◆ **Direction**: Go through the records and extract every line with the word "قاسم".

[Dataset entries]
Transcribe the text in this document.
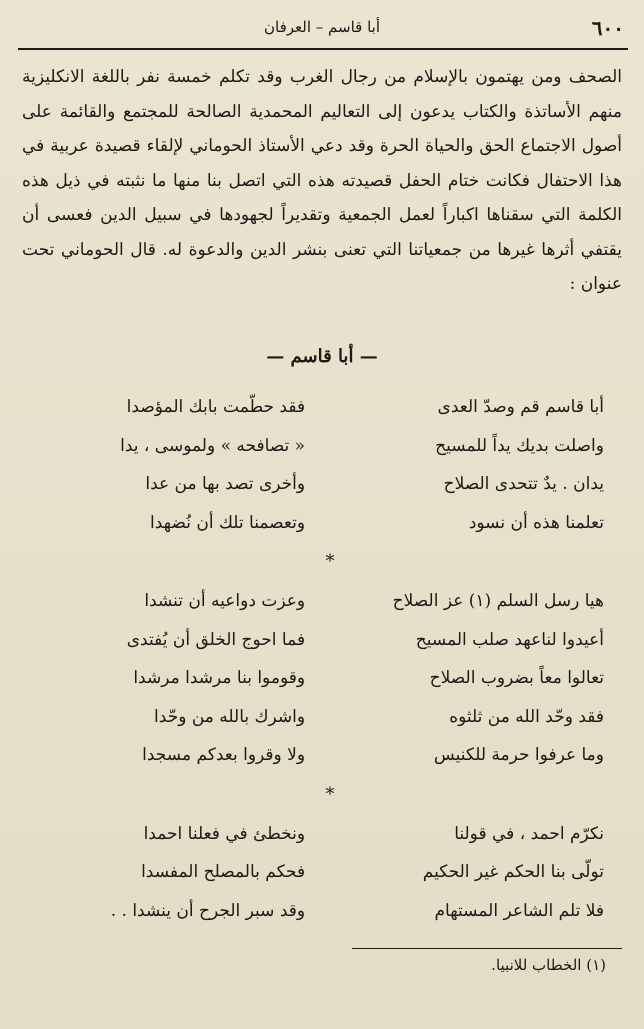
٦٠٠
أبا قاسم – العرفان

الصحف ومن يهتمون بالإسلام من رجال الغرب وقد تكلم خمسة نفر باللغة الانكليزية منهم الأساتذة والكتاب يدعون إلى التعاليم المحمدية الصالحة للمجتمع والقائمة على أصول الاجتماع الحق والحياة الحرة وقد دعي الأستاذ الحوماني لإلقاء قصيدة عربية في هذا الاحتفال فكانت ختام الحفل قصيدته هذه التي اتصل بنا منها ما نثبته في ذيل هذه الكلمة التي سقناها اكباراً لعمل الجمعية وتقديراً لجهودها في سبيل الدين فعسى أن يقتفي أثرها غيرها من جمعياتنا التي تعنى بنشر الدين والدعوة له. قال الحوماني تحت عنوان :

— أبا قاسم —
أبا قاسم قم وصدّ العدى
فقد حطّمت بابك المؤصدا
واصلت بديك يداً للمسيح
« تصافحه » ولموسى ، يدا
يدان . يدٌ تتحدى الصلاح
وأخرى تصد بها من عدا
تعلمنا هذه أن نسود
وتعصمنا تلك أن نُضهدا
*
هيا رسل السلم (١) عز الصلاح
وعزت دواعيه أن تنشدا
أعيدوا لناعهد صلب المسيح
فما احوج الخلق أن يُفتدى
تعالوا معاً بضروب الصلاح
وقوموا بنا مرشدا مرشدا
فقد وحّد الله من ثلثوه
واشرك بالله من وحّدا
وما عرفوا حرمة للكنيس
ولا وقروا بعدكم مسجدا
*
نكرّم احمد ، في قولنا
ونخطئ في فعلنا احمدا
تولّى بنا الحكم غير الحكيم
فحكم بالمصلح المفسدا
فلا تلم الشاعر المستهام
وقد سبر الجرح أن ينشدا . .
(١) الخطاب للانبيا.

◆ **Answer for the task**:
أبا قاسم – العرفان
— أبا قاسم —
أبا قاسم قم وصدّ العدى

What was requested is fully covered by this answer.